Stated task >>
Reproduce the items from the line with "x-tick-label: .0001 <box>177" up to and including the line with "x-tick-label: .1 <box>464 453 480 474</box>", changing "tungsten carbide" to "hardened steel" and keeping everything else the same.

Dataset excerpts >>
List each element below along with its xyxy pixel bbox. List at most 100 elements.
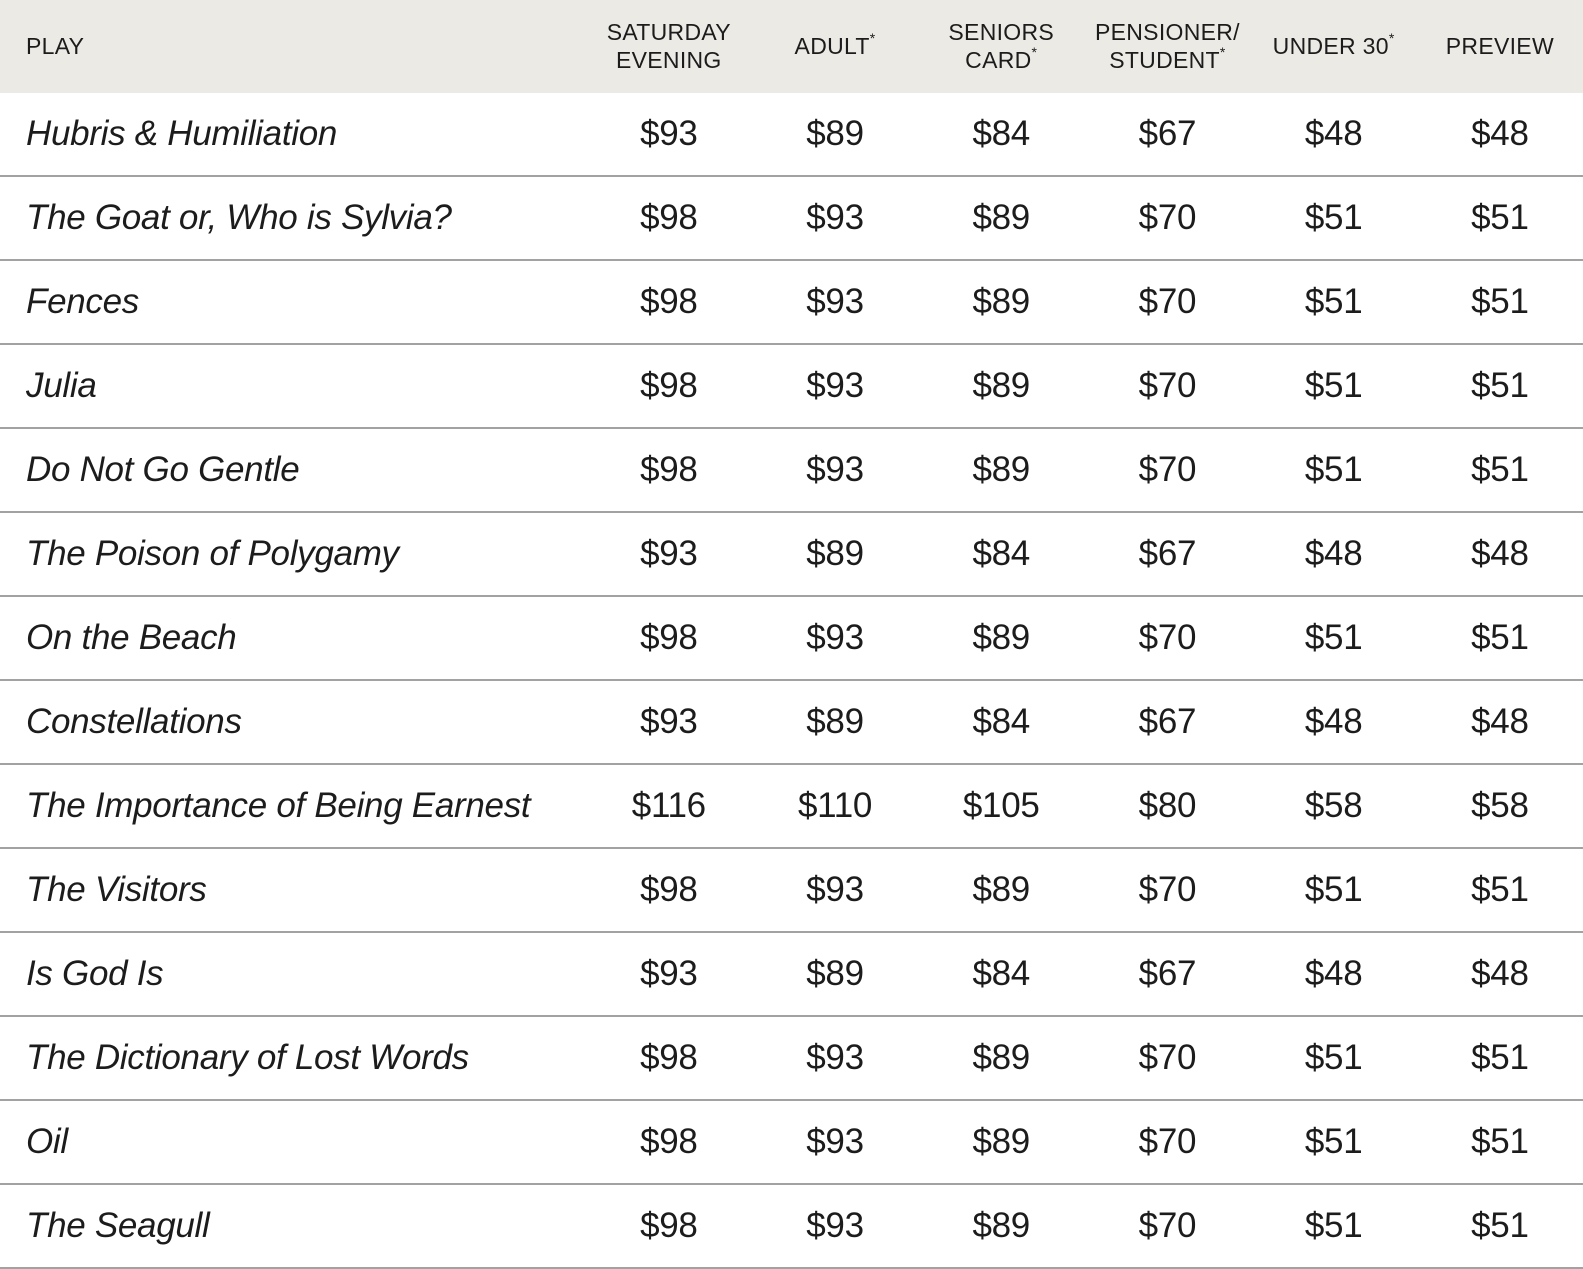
price-cell: $98: [585, 344, 752, 429]
price-cell: $51: [1250, 1100, 1417, 1185]
column-header-pensioner-student: PENSIONER/ STUDENT*: [1084, 0, 1251, 93]
play-title-cell: The Visitors: [0, 848, 586, 933]
play-title-cell: Do Not Go Gentle: [0, 428, 586, 513]
table-row: The Seagull $98 $93 $89 $70 $51 $51: [0, 1184, 1583, 1269]
price-cell: $51: [1250, 1184, 1417, 1269]
column-header-line: CARD*: [918, 43, 1084, 74]
price-cell: $89: [918, 596, 1085, 681]
price-cell: $89: [918, 848, 1085, 933]
price-cell: $51: [1250, 428, 1417, 513]
price-cell: $84: [918, 93, 1085, 177]
price-cell: $51: [1416, 596, 1583, 681]
column-header-label: UNDER 30: [1272, 32, 1389, 59]
price-cell: $93: [585, 93, 752, 177]
price-cell: $93: [751, 1016, 919, 1101]
column-header-line: SATURDAY: [586, 19, 752, 46]
price-cell: $93: [751, 428, 919, 513]
column-header-line: UNDER 30*: [1251, 31, 1417, 60]
play-title-cell: Fences: [0, 260, 586, 345]
price-cell: $98: [585, 1016, 752, 1101]
column-header-label: EVENING: [616, 46, 722, 73]
price-cell: $105: [918, 764, 1085, 849]
table-row: The Poison of Polygamy $93 $89 $84 $67 $…: [0, 512, 1583, 597]
column-header-line: PREVIEW: [1417, 33, 1583, 60]
price-cell: $89: [918, 260, 1085, 345]
price-cell: $48: [1416, 93, 1583, 177]
price-cell: $70: [1084, 428, 1251, 513]
price-cell: $116: [585, 764, 752, 849]
price-cell: $48: [1250, 932, 1417, 1017]
price-cell: $70: [1084, 596, 1251, 681]
price-cell: $51: [1416, 1100, 1583, 1185]
price-cell: $84: [918, 680, 1085, 765]
play-title-cell: Julia: [0, 344, 586, 429]
header-row: PLAY SATURDAY EVENING ADULT* SENIORS CAR…: [0, 0, 1583, 93]
table-row: Fences $98 $93 $89 $70 $51 $51: [0, 260, 1583, 345]
price-cell: $67: [1084, 512, 1251, 597]
price-cell: $93: [585, 512, 752, 597]
asterisk: *: [1031, 43, 1038, 60]
column-header-line: PENSIONER/: [1084, 19, 1250, 46]
price-cell: $51: [1416, 176, 1583, 261]
table-row: Julia $98 $93 $89 $70 $51 $51: [0, 344, 1583, 429]
table-row: On the Beach $98 $93 $89 $70 $51 $51: [0, 596, 1583, 681]
price-cell: $93: [751, 1184, 919, 1269]
column-header-adult: ADULT*: [751, 0, 919, 93]
play-title-cell: The Goat or, Who is Sylvia?: [0, 176, 586, 261]
column-header-seniors-card: SENIORS CARD*: [918, 0, 1085, 93]
column-header-line: SENIORS: [918, 19, 1084, 46]
price-cell: $98: [585, 428, 752, 513]
price-cell: $98: [585, 176, 752, 261]
column-header-line: EVENING: [586, 47, 752, 74]
price-cell: $98: [585, 848, 752, 933]
play-title-cell: Hubris & Humiliation: [0, 93, 586, 177]
table-row: The Importance of Being Earnest $116 $11…: [0, 764, 1583, 849]
price-cell: $48: [1416, 932, 1583, 1017]
play-title-cell: The Importance of Being Earnest: [0, 764, 586, 849]
price-cell: $51: [1416, 1016, 1583, 1101]
price-cell: $58: [1416, 764, 1583, 849]
play-title-cell: Constellations: [0, 680, 586, 765]
price-cell: $51: [1250, 1016, 1417, 1101]
column-header-preview: PREVIEW: [1416, 0, 1583, 93]
price-cell: $48: [1416, 680, 1583, 765]
asterisk: *: [1219, 43, 1226, 60]
price-cell: $48: [1416, 512, 1583, 597]
price-cell: $48: [1250, 512, 1417, 597]
column-header-line: STUDENT*: [1084, 43, 1250, 74]
table-row: The Goat or, Who is Sylvia? $98 $93 $89 …: [0, 176, 1583, 261]
table-row: Constellations $93 $89 $84 $67 $48 $48: [0, 680, 1583, 765]
column-header-label: SATURDAY: [606, 19, 731, 46]
price-cell: $98: [585, 596, 752, 681]
play-title-cell: Oil: [0, 1100, 586, 1185]
price-cell: $93: [751, 1100, 919, 1185]
price-cell: $89: [918, 176, 1085, 261]
price-cell: $93: [751, 260, 919, 345]
column-header-label: PREVIEW: [1445, 32, 1554, 59]
price-cell: $93: [585, 680, 752, 765]
price-cell: $89: [918, 1184, 1085, 1269]
price-cell: $51: [1416, 344, 1583, 429]
price-cell: $93: [751, 848, 919, 933]
play-title-cell: On the Beach: [0, 596, 586, 681]
price-cell: $93: [751, 176, 919, 261]
price-cell: $98: [585, 1184, 752, 1269]
price-cell: $70: [1084, 176, 1251, 261]
price-cell: $51: [1250, 260, 1417, 345]
price-cell: $58: [1250, 764, 1417, 849]
play-title-cell: The Dictionary of Lost Words: [0, 1016, 586, 1101]
price-cell: $67: [1084, 932, 1251, 1017]
column-header-label: PLAY: [26, 32, 85, 59]
price-cell: $89: [751, 680, 919, 765]
price-cell: $89: [918, 428, 1085, 513]
price-cell: $70: [1084, 260, 1251, 345]
column-header-label: CARD: [965, 46, 1032, 73]
price-cell: $84: [918, 932, 1085, 1017]
play-title-cell: The Poison of Polygamy: [0, 512, 586, 597]
price-cell: $48: [1250, 680, 1417, 765]
price-cell: $93: [585, 932, 752, 1017]
price-cell: $51: [1250, 344, 1417, 429]
price-cell: $67: [1084, 93, 1251, 177]
price-cell: $48: [1250, 93, 1417, 177]
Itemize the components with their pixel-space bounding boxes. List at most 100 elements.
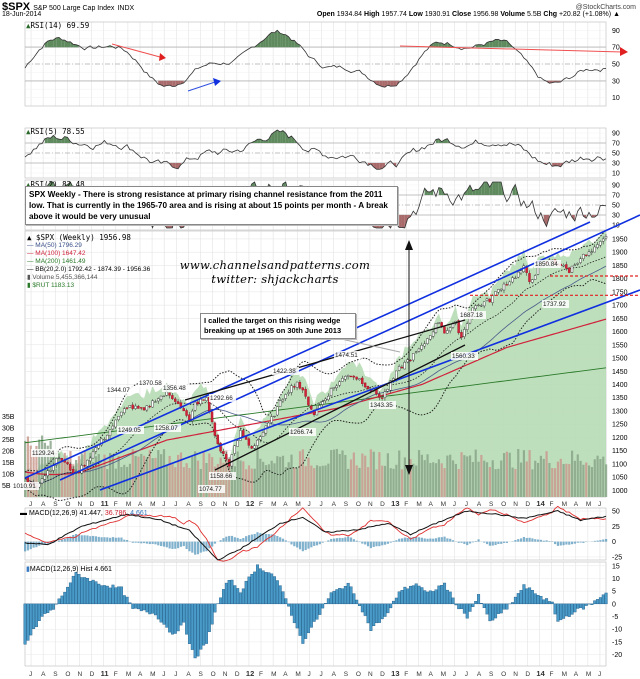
month-label: D xyxy=(90,501,95,508)
rsi14-label: ▲RSI(14) 69.59 xyxy=(26,21,89,30)
high-label: High xyxy=(364,11,380,18)
hist-tick: -5 xyxy=(612,614,618,621)
svg-text:1292.66: 1292.66 xyxy=(210,395,233,402)
month-label: J xyxy=(174,671,177,678)
month-label: J xyxy=(29,501,32,508)
month-label: A xyxy=(41,501,46,508)
month-label: O xyxy=(356,501,361,508)
month-label: O xyxy=(65,671,70,678)
month-label: O xyxy=(356,671,361,678)
month-label: D xyxy=(380,671,385,678)
close-label: Close xyxy=(452,11,472,18)
rsi5-label: ▲RSI(5) 78.55 xyxy=(26,127,85,136)
month-label: F xyxy=(259,671,263,678)
volume-tick: 10B xyxy=(2,472,15,479)
month-label: M xyxy=(126,501,131,508)
price-annotation: 1074.77 xyxy=(198,485,225,493)
month-label: F xyxy=(259,501,263,508)
macd-tick: 25 xyxy=(612,524,620,531)
volume-tick: 15B xyxy=(2,460,15,467)
price-tick: 1700 xyxy=(612,303,628,310)
price-tick: 1500 xyxy=(612,356,628,363)
month-label: A xyxy=(574,671,579,678)
watermark-website: www.channelsandpatterns.com xyxy=(179,258,371,272)
month-label: M xyxy=(441,501,446,508)
legend-item: — MA(200) 1461.49 xyxy=(27,258,86,265)
hist-tick: -10 xyxy=(612,627,622,634)
month-label: M xyxy=(586,501,591,508)
rsi-tick: 90 xyxy=(612,28,620,35)
channel-base-line xyxy=(99,289,640,491)
rsi-tick: 30 xyxy=(612,213,620,220)
open-value: 1934.84 xyxy=(336,11,363,18)
month-label: D xyxy=(525,671,530,678)
month-label: J xyxy=(162,501,165,508)
rsi-tick: 70 xyxy=(612,45,620,52)
legend-item: ▮ Volume 5,455,366,144 xyxy=(27,274,98,281)
month-label: O xyxy=(65,501,70,508)
channel-upper-line xyxy=(24,221,591,479)
price-tick: 1150 xyxy=(612,448,627,455)
rsi-tick: 70 xyxy=(612,141,620,148)
price-legend: ▲ $SPX (Weekly) 1956.98— MA(50) 1796.29—… xyxy=(27,233,150,290)
month-label: S xyxy=(53,671,58,678)
month-label: 13 xyxy=(391,669,399,678)
month-label: A xyxy=(283,501,288,508)
price-tick: 1200 xyxy=(612,435,628,442)
hist-tick: 5 xyxy=(612,589,616,596)
price-tick: 1000 xyxy=(612,488,628,495)
month-label: A xyxy=(138,501,143,508)
month-label: A xyxy=(428,671,433,678)
symbol-name: S&P 500 Large Cap Index xyxy=(33,5,115,12)
volume-tick: 20B xyxy=(2,449,15,456)
main-commentary-note: SPX Weekly - There is strong resistance … xyxy=(25,186,398,225)
price-annotation: 1737.92 xyxy=(542,300,569,308)
month-label: S xyxy=(199,671,204,678)
legend-item: ▮ $RUT 1183.13 xyxy=(27,282,75,289)
volume-tick: 35B xyxy=(2,414,15,421)
rsi-tick: 30 xyxy=(612,78,620,85)
month-label: O xyxy=(501,501,506,508)
chg-label: Chg xyxy=(543,11,557,18)
price-annotation: 1474.51 xyxy=(334,351,361,359)
svg-text:1560.33: 1560.33 xyxy=(452,353,475,360)
price-tick: 1550 xyxy=(612,342,628,349)
month-label: N xyxy=(77,671,82,678)
svg-text:1266.74: 1266.74 xyxy=(290,429,313,436)
month-label: F xyxy=(114,501,118,508)
month-label: M xyxy=(150,671,155,678)
month-label: D xyxy=(90,671,95,678)
legend-item: — MA(100) 1647.42 xyxy=(27,250,86,257)
svg-text:1850.84: 1850.84 xyxy=(535,261,558,268)
price-tick: 1800 xyxy=(612,276,628,283)
up-arrow-icon: ▲ xyxy=(613,11,620,18)
month-label: S xyxy=(489,671,494,678)
month-label: A xyxy=(332,671,337,678)
month-label: F xyxy=(114,671,118,678)
month-label: D xyxy=(235,671,240,678)
volume-tick: 25B xyxy=(2,437,15,444)
month-label: 14 xyxy=(536,669,545,678)
price-annotation: 1422.38 xyxy=(272,367,299,375)
month-label: S xyxy=(489,501,494,508)
svg-text:1370.58: 1370.58 xyxy=(139,380,162,387)
month-label: A xyxy=(186,501,191,508)
month-label: S xyxy=(344,671,349,678)
month-label: A xyxy=(477,671,482,678)
hist-tick: 15 xyxy=(612,563,620,570)
price-annotation: 1249.05 xyxy=(117,426,144,434)
price-annotation: 1010.91 xyxy=(12,482,39,490)
month-label: M xyxy=(586,671,591,678)
month-label: M xyxy=(416,671,421,678)
price-tick: 1900 xyxy=(612,250,628,257)
macd-label: ▬ MACD(12,26,9) 41.447, 36.786, 4.661 xyxy=(20,510,148,517)
month-label: J xyxy=(307,671,310,678)
month-label: M xyxy=(416,501,421,508)
macd-tick: 0 xyxy=(612,539,616,546)
month-label: S xyxy=(199,501,204,508)
month-label: M xyxy=(562,671,567,678)
svg-text:1737.92: 1737.92 xyxy=(543,301,566,308)
month-label: A xyxy=(477,501,482,508)
wedge-commentary-note: I called the target on this rising wedge… xyxy=(200,313,356,339)
watermark: www.channelsandpatterns.com twitter: shj… xyxy=(150,258,400,286)
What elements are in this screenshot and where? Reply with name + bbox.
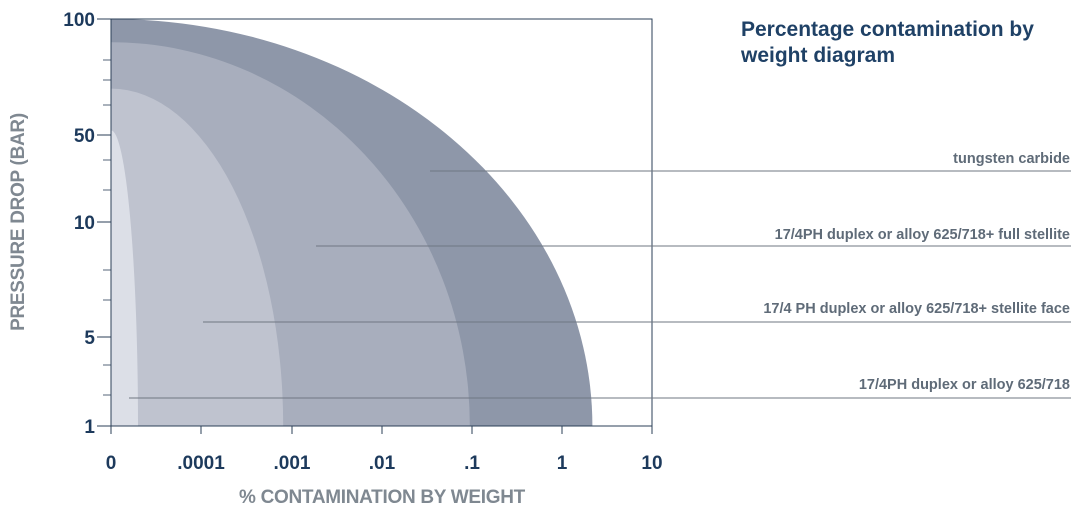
x-tick-label: .0001 <box>177 453 225 474</box>
x-tick-label: .001 <box>274 453 311 474</box>
callout-label: tungsten carbide <box>953 151 1070 167</box>
chart-regions <box>111 19 593 426</box>
y-tick-label: 10 <box>74 213 95 234</box>
y-axis-title: PRESSURE DROP (BAR) <box>8 113 29 331</box>
y-tick-label: 50 <box>74 126 95 147</box>
x-tick-label: .01 <box>369 453 396 474</box>
x-tick-label: .1 <box>464 453 480 474</box>
x-axis-title: % CONTAMINATION BY WEIGHT <box>239 487 526 508</box>
y-tick-label: 5 <box>84 328 95 349</box>
region-3 <box>111 88 284 426</box>
y-tick-label: 1 <box>84 417 95 438</box>
x-axis-ticks: 0 .0001 .001 .01 .1 1 10 <box>106 426 663 474</box>
y-tick-label: 100 <box>63 10 95 31</box>
region-4 <box>111 130 138 426</box>
callout-label: 17/4PH duplex or alloy 625/718 <box>859 377 1070 393</box>
callout-label: 17/4 PH duplex or alloy 625/718+ stellit… <box>763 301 1070 317</box>
x-tick-label: 10 <box>641 453 662 474</box>
x-tick-label: 0 <box>106 453 117 474</box>
x-tick-label: 1 <box>557 453 568 474</box>
callout-label: 17/4PH duplex or alloy 625/718+ full ste… <box>775 227 1070 243</box>
chart-title: Percentage contamination by weight diagr… <box>741 18 1034 67</box>
y-axis-ticks: 100 50 10 5 1 <box>63 10 111 438</box>
region-callouts: tungsten carbide 17/4PH duplex or alloy 6… <box>129 151 1071 399</box>
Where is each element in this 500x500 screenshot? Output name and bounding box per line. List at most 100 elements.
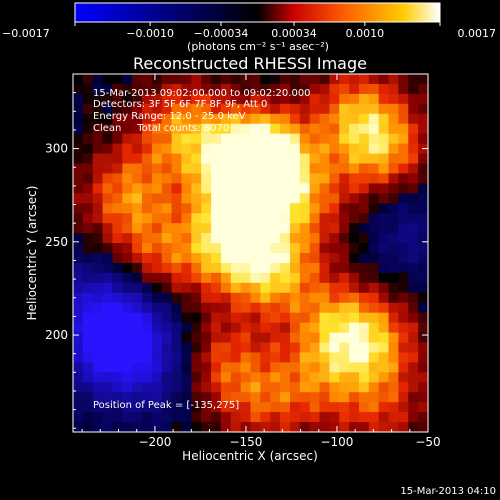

Task output >>
x-tick-label: .0001 <box>177 453 225 474</box>
x-tick-label: .001 <box>274 453 311 474</box>
callout-label: hardened steel <box>953 151 1070 167</box>
chart-regions <box>111 19 593 426</box>
y-tick-label: 10 <box>74 213 95 234</box>
y-axis-title: PRESSURE DROP (BAR) <box>8 113 29 331</box>
y-tick-label: 50 <box>74 126 95 147</box>
x-tick-label: .01 <box>369 453 396 474</box>
x-tick-label: .1 <box>464 453 480 474</box>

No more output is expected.